Stored items
■ ■ ■

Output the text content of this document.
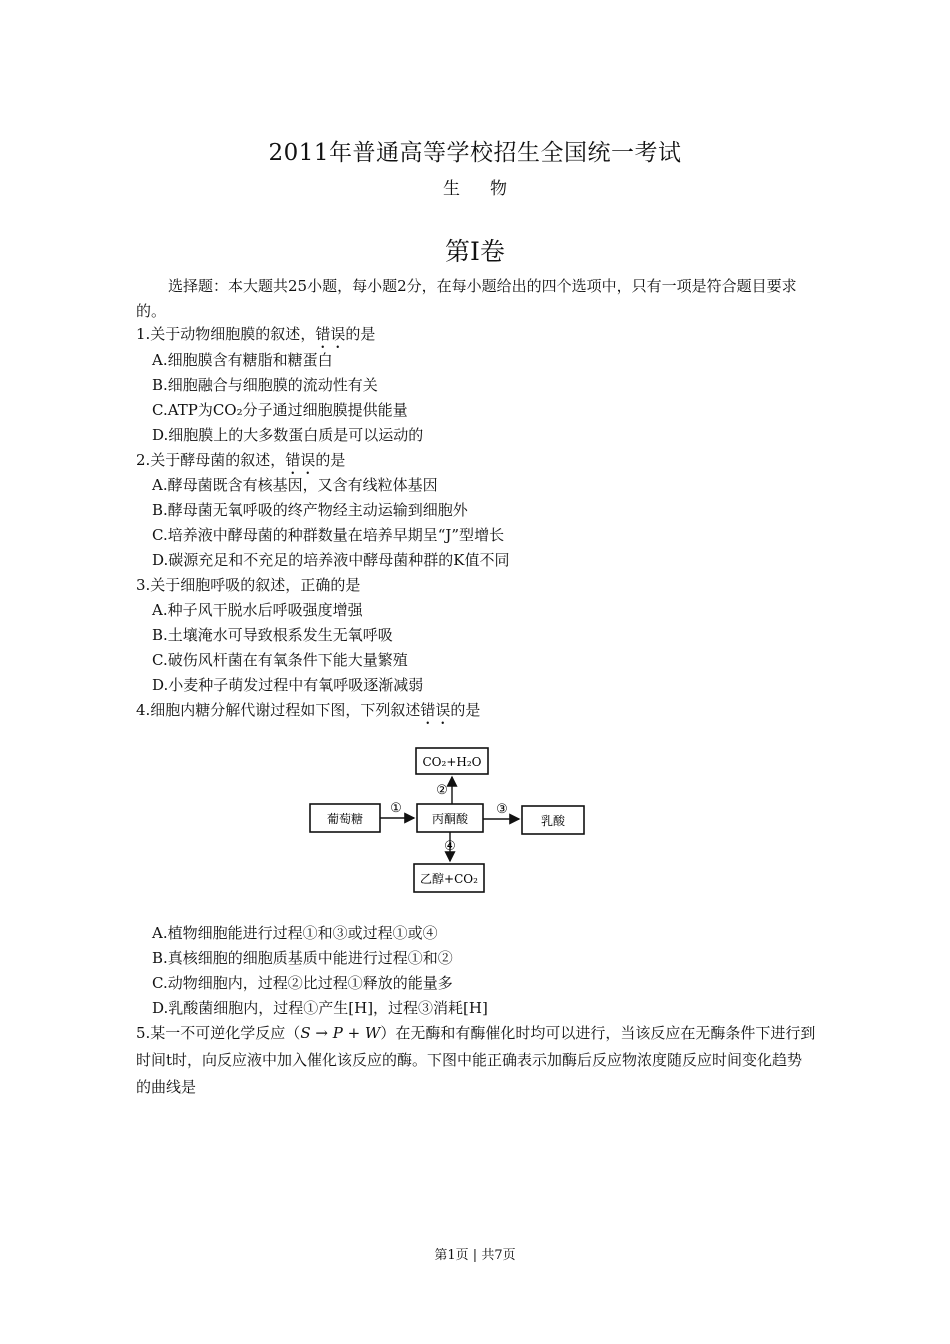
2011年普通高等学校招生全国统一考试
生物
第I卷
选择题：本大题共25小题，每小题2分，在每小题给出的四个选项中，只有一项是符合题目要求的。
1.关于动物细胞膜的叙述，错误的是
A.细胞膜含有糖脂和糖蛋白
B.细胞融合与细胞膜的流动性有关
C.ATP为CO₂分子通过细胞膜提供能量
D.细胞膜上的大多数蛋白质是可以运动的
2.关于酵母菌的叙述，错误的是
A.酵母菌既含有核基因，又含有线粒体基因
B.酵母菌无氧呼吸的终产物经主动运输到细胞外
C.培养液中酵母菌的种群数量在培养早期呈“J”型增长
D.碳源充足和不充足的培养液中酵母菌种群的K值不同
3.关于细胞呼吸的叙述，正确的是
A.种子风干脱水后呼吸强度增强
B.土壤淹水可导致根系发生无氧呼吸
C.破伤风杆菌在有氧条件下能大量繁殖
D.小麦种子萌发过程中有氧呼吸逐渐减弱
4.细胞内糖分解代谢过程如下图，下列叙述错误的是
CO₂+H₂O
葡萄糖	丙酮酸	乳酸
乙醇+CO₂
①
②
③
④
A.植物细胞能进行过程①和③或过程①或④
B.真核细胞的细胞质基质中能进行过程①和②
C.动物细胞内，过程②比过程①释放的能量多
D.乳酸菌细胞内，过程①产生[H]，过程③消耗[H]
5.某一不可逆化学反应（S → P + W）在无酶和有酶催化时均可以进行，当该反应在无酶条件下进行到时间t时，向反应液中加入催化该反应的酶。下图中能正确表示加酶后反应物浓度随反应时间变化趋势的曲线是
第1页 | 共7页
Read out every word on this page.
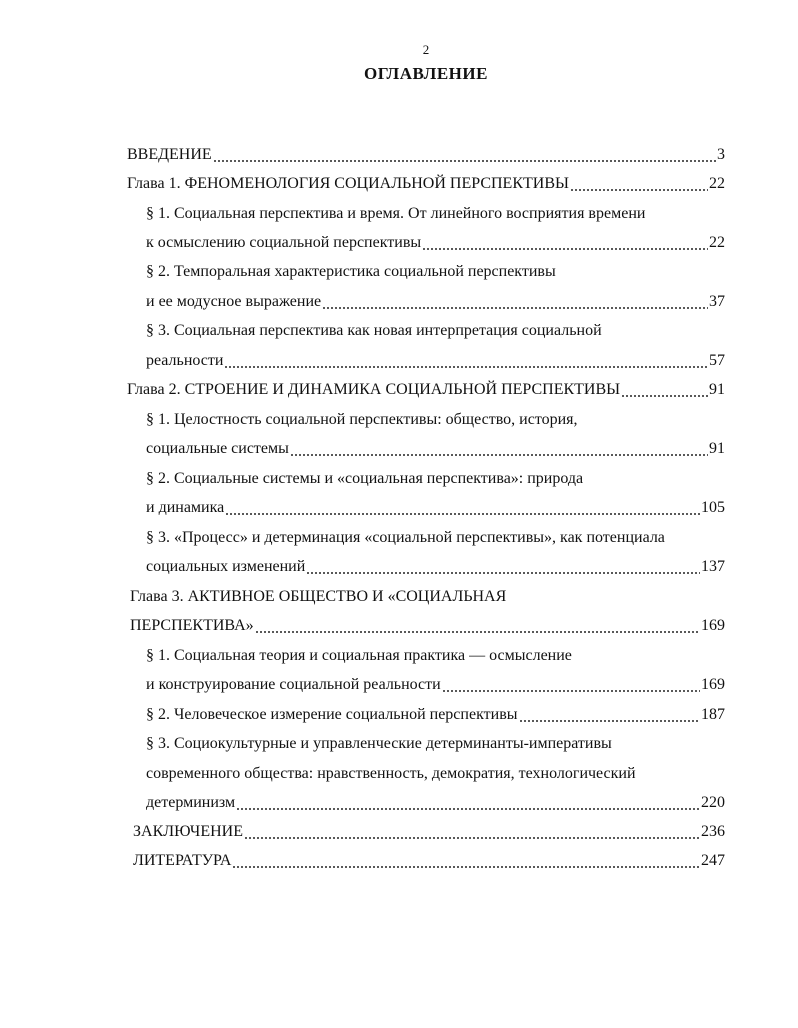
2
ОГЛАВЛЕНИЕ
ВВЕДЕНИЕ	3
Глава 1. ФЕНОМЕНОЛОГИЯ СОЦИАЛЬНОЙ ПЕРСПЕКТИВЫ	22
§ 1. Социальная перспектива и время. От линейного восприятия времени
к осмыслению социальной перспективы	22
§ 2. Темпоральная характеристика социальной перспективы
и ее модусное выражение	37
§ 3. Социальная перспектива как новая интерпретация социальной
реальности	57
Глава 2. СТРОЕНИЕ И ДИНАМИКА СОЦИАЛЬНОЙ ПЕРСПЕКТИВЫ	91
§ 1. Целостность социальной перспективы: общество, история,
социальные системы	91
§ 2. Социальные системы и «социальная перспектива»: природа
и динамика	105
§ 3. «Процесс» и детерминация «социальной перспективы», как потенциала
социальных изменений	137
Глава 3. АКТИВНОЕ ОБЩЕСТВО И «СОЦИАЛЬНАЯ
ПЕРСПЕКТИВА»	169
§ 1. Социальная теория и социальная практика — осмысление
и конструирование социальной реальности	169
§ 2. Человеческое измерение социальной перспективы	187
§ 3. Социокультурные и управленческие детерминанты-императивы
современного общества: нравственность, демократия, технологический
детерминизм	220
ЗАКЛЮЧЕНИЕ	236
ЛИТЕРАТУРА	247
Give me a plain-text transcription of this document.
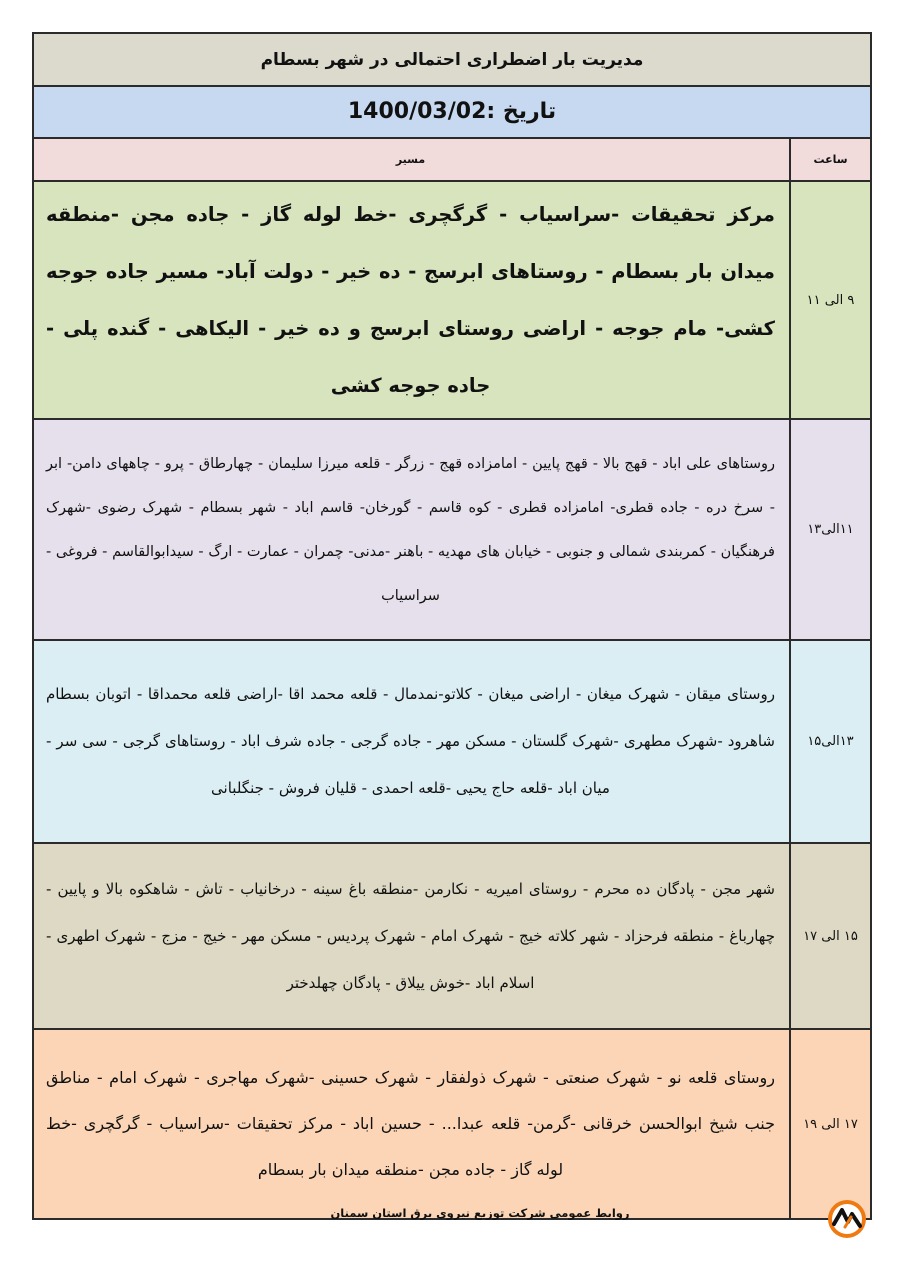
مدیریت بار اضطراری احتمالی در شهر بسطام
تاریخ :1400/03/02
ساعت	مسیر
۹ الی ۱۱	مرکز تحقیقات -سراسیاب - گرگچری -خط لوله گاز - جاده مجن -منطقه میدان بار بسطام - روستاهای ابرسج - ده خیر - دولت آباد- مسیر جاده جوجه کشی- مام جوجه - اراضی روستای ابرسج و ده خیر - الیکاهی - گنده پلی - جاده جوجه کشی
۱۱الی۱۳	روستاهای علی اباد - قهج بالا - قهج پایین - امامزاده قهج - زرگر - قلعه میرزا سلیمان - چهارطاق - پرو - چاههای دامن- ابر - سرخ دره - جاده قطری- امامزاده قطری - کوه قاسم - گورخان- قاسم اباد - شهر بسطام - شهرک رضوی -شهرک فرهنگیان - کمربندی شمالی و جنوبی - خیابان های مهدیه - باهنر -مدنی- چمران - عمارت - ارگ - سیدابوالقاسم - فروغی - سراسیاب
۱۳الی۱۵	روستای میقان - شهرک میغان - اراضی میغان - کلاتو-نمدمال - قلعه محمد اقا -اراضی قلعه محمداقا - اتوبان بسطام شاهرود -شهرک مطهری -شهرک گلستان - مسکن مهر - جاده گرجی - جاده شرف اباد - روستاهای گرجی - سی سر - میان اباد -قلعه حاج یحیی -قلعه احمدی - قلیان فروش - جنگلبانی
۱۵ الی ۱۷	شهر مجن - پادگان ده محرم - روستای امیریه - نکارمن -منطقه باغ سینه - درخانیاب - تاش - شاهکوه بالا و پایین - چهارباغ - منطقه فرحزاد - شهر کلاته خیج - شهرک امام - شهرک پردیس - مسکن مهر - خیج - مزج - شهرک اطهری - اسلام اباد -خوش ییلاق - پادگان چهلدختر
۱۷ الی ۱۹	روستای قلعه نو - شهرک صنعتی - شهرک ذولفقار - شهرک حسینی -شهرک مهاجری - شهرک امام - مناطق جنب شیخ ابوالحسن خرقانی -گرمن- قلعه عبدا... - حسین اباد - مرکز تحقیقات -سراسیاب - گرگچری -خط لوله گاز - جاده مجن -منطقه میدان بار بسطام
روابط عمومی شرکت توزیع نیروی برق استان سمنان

■ ■ ■

Your instructions -
Search the records for the word "реальности". Copy every line that has it.

Answer to the task -
реальности	57
и конструирование социальной реальности	169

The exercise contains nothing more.